No images are to be carried over; print all other material exactly as it stands.

**********

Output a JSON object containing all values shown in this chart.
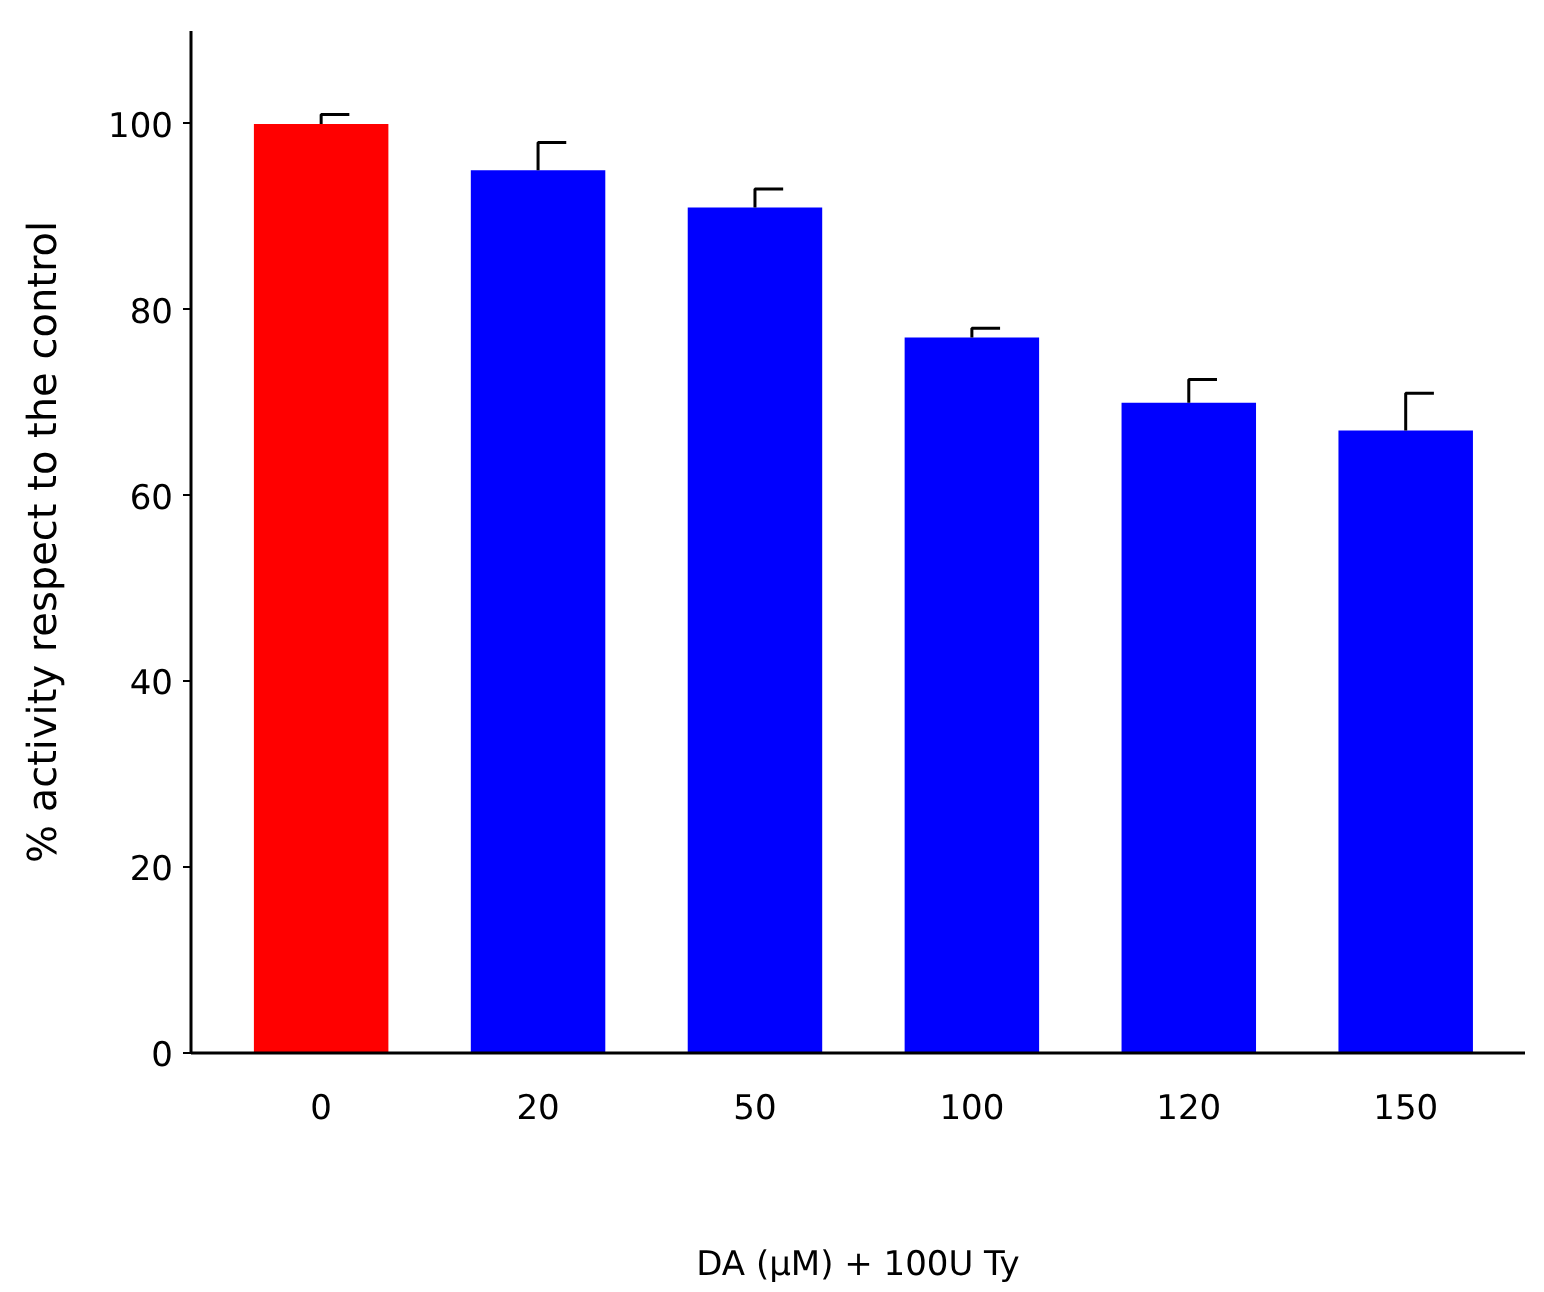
{
  "chart_data": {
    "type": "bar",
    "xlabel": "DA (μM) + 100U Ty",
    "ylabel": "% activity respect to the control",
    "categories": [
      "0",
      "20",
      "50",
      "100",
      "120",
      "150"
    ],
    "values": [
      100,
      95,
      91,
      77,
      70,
      67
    ],
    "colors": [
      "#ff0000",
      "#0000ff",
      "#0000ff",
      "#0000ff",
      "#0000ff",
      "#0000ff"
    ],
    "errors": [
      [
        100,
        101
      ],
      [
        95,
        98
      ],
      [
        91,
        93
      ],
      [
        77,
        78
      ],
      [
        70,
        72.5
      ],
      [
        67,
        71
      ]
    ],
    "ylim": [
      0,
      110
    ],
    "yticks": [
      0,
      20,
      40,
      60,
      80,
      100
    ],
    "grid": false
  }
}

**********

- [CORRECT OUTPUT]:
Output a JSON object containing all values shown in this chart.
{
  "chart_data": {
    "type": "bar",
    "xlabel": "DA (μM) + 100U Ty",
    "ylabel": "% activity respect to the control",
    "categories": [
      "0",
      "20",
      "50",
      "100",
      "120",
      "150"
    ],
    "values": [
      100,
      95,
      91,
      77,
      70,
      67
    ],
    "colors": [
      "#ff0000",
      "#0000ff",
      "#0000ff",
      "#0000ff",
      "#0000ff",
      "#0000ff"
    ],
    "errors": [
      [
        100,
        101
      ],
      [
        95,
        98
      ],
      [
        91,
        93
      ],
      [
        77,
        78
      ],
      [
        70,
        72.5
      ],
      [
        67,
        71
      ]
    ],
    "ylim": [
      0,
      110
    ],
    "yticks": [
      0,
      20,
      40,
      60,
      80,
      100
    ],
    "grid": false
  }
}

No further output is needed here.